**Task brief**. Arrange the entries as a numbered list, starting at the first line and ending at the line that contains "91, 100, 106]", with both of those lines included. Leave out any blank lines.

★ ★ ★

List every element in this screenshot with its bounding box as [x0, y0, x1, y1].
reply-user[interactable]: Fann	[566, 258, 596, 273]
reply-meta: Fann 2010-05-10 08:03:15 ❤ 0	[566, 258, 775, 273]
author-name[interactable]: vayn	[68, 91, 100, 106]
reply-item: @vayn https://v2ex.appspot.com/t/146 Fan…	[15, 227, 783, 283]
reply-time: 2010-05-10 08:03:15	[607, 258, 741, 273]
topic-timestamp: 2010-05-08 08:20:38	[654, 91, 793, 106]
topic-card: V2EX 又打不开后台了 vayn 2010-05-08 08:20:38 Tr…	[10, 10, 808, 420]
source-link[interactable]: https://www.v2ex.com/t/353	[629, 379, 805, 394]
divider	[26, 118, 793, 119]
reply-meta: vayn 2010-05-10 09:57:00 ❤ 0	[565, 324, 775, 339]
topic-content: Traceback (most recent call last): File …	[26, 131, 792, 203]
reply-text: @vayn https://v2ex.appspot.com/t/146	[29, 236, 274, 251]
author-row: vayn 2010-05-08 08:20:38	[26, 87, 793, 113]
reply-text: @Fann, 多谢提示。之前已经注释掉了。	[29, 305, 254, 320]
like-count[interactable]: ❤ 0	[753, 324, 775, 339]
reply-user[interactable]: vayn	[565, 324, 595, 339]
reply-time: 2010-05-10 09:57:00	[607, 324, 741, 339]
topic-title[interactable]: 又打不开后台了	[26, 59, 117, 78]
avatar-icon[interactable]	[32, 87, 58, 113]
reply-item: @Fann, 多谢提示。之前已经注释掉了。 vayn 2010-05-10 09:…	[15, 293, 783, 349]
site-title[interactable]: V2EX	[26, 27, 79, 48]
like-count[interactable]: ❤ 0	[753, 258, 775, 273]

★ ★ ★

**Task result**.
1. List every element in this screenshot with its bounding box as [x0, y0, x1, y1].
2. reply-user[interactable]: Fann	[566, 258, 596, 273]
3. reply-meta: Fann 2010-05-10 08:03:15 ❤ 0	[566, 258, 775, 273]
4. author-name[interactable]: vayn	[68, 91, 100, 106]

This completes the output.